» **Raw records**
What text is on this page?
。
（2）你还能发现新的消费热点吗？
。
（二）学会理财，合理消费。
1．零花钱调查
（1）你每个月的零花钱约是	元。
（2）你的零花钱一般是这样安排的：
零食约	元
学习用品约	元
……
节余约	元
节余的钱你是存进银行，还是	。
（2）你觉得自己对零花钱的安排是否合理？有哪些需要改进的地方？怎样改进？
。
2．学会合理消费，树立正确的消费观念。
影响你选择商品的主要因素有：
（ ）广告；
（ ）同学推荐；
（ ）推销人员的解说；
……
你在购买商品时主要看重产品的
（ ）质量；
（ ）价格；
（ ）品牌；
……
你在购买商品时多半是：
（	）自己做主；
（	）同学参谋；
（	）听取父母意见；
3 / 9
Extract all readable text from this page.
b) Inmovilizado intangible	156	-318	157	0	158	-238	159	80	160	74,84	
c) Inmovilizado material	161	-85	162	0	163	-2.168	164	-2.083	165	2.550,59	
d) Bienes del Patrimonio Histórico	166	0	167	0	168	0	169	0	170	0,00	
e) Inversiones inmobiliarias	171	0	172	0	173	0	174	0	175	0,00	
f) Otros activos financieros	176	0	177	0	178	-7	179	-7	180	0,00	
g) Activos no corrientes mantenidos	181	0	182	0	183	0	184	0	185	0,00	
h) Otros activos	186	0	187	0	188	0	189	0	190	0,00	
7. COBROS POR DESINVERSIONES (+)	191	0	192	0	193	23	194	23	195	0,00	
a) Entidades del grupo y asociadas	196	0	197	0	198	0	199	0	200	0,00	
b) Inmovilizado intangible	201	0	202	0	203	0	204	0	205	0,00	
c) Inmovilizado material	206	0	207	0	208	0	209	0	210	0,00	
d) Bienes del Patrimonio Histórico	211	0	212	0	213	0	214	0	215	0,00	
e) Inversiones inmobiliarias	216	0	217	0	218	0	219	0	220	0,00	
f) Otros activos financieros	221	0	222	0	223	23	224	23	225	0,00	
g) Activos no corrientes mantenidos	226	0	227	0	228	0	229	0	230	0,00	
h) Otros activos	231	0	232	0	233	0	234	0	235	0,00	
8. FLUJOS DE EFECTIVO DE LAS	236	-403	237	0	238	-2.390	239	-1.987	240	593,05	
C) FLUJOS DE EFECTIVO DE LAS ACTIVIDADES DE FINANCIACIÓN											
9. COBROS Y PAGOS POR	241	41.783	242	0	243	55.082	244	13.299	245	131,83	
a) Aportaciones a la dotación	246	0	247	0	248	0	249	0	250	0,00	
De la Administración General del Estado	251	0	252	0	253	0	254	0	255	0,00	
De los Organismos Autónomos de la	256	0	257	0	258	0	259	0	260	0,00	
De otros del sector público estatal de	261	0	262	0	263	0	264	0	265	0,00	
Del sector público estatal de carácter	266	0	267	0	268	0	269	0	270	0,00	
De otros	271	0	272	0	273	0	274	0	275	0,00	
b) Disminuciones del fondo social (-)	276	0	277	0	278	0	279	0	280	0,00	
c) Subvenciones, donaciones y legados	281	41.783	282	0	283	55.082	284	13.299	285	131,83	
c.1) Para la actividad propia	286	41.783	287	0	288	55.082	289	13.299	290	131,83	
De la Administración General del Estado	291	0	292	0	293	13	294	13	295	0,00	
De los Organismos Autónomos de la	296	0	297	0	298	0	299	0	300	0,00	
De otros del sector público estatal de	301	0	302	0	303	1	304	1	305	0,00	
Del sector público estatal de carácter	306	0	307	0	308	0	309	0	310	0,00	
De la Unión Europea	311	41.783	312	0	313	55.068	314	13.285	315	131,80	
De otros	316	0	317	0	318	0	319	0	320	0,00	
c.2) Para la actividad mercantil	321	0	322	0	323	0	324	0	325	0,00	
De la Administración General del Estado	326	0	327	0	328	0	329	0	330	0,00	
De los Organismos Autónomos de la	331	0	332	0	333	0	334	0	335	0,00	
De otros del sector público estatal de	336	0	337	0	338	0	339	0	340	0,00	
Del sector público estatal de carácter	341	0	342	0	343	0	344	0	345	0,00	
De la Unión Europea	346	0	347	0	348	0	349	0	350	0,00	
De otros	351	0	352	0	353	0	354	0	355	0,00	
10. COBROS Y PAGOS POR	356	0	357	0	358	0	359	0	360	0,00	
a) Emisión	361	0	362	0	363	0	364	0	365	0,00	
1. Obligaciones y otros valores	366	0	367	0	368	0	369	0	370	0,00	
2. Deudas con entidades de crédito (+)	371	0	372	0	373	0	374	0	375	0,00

» **Challenge**
Quote each line above in full, word for word.

» **Solution**
What text is on this page?
。
（2）你还能发现新的消费热点吗？
。
（二）学会理财，合理消费。
1．零花钱调查
（1）你每个月的零花钱约是	元。
（2）你的零花钱一般是这样安排的：
零食约	元
学习用品约	元
……
节余约	元
节余的钱你是存进银行，还是	。
（2）你觉得自己对零花钱的安排是否合理？有哪些需要改进的地方？怎样改进？
。
2．学会合理消费，树立正确的消费观念。
影响你选择商品的主要因素有：
（ ）广告；
（ ）同学推荐；
（ ）推销人员的解说；
……
你在购买商品时主要看重产品的
（ ）质量；
（ ）价格；
（ ）品牌；
……
你在购买商品时多半是：
（	）自己做主；
（	）同学参谋；
（	）听取父母意见；
3 / 9
Extract all readable text from this page.
b) Inmovilizado intangible	156	-318	157	0	158	-238	159	80	160	74,84	
c) Inmovilizado material	161	-85	162	0	163	-2.168	164	-2.083	165	2.550,59	
d) Bienes del Patrimonio Histórico	166	0	167	0	168	0	169	0	170	0,00	
e) Inversiones inmobiliarias	171	0	172	0	173	0	174	0	175	0,00	
f) Otros activos financieros	176	0	177	0	178	-7	179	-7	180	0,00	
g) Activos no corrientes mantenidos	181	0	182	0	183	0	184	0	185	0,00	
h) Otros activos	186	0	187	0	188	0	189	0	190	0,00	
7. COBROS POR DESINVERSIONES (+)	191	0	192	0	193	23	194	23	195	0,00	
a) Entidades del grupo y asociadas	196	0	197	0	198	0	199	0	200	0,00	
b) Inmovilizado intangible	201	0	202	0	203	0	204	0	205	0,00	
c) Inmovilizado material	206	0	207	0	208	0	209	0	210	0,00	
d) Bienes del Patrimonio Histórico	211	0	212	0	213	0	214	0	215	0,00	
e) Inversiones inmobiliarias	216	0	217	0	218	0	219	0	220	0,00	
f) Otros activos financieros	221	0	222	0	223	23	224	23	225	0,00	
g) Activos no corrientes mantenidos	226	0	227	0	228	0	229	0	230	0,00	
h) Otros activos	231	0	232	0	233	0	234	0	235	0,00	
8. FLUJOS DE EFECTIVO DE LAS	236	-403	237	0	238	-2.390	239	-1.987	240	593,05	
C) FLUJOS DE EFECTIVO DE LAS ACTIVIDADES DE FINANCIACIÓN											
9. COBROS Y PAGOS POR	241	41.783	242	0	243	55.082	244	13.299	245	131,83	
a) Aportaciones a la dotación	246	0	247	0	248	0	249	0	250	0,00	
De la Administración General del Estado	251	0	252	0	253	0	254	0	255	0,00	
De los Organismos Autónomos de la	256	0	257	0	258	0	259	0	260	0,00	
De otros del sector público estatal de	261	0	262	0	263	0	264	0	265	0,00	
Del sector público estatal de carácter	266	0	267	0	268	0	269	0	270	0,00	
De otros	271	0	272	0	273	0	274	0	275	0,00	
b) Disminuciones del fondo social (-)	276	0	277	0	278	0	279	0	280	0,00	
c) Subvenciones, donaciones y legados	281	41.783	282	0	283	55.082	284	13.299	285	131,83	
c.1) Para la actividad propia	286	41.783	287	0	288	55.082	289	13.299	290	131,83	
De la Administración General del Estado	291	0	292	0	293	13	294	13	295	0,00	
De los Organismos Autónomos de la	296	0	297	0	298	0	299	0	300	0,00	
De otros del sector público estatal de	301	0	302	0	303	1	304	1	305	0,00	
Del sector público estatal de carácter	306	0	307	0	308	0	309	0	310	0,00	
De la Unión Europea	311	41.783	312	0	313	55.068	314	13.285	315	131,80	
De otros	316	0	317	0	318	0	319	0	320	0,00	
c.2) Para la actividad mercantil	321	0	322	0	323	0	324	0	325	0,00	
De la Administración General del Estado	326	0	327	0	328	0	329	0	330	0,00	
De los Organismos Autónomos de la	331	0	332	0	333	0	334	0	335	0,00	
De otros del sector público estatal de	336	0	337	0	338	0	339	0	340	0,00	
Del sector público estatal de carácter	341	0	342	0	343	0	344	0	345	0,00	
De la Unión Europea	346	0	347	0	348	0	349	0	350	0,00	
De otros	351	0	352	0	353	0	354	0	355	0,00	
10. COBROS Y PAGOS POR	356	0	357	0	358	0	359	0	360	0,00	
a) Emisión	361	0	362	0	363	0	364	0	365	0,00	
1. Obligaciones y otros valores	366	0	367	0	368	0	369	0	370	0,00	
2. Deudas con entidades de crédito (+)	371	0	372	0	373	0	374	0	375	0,00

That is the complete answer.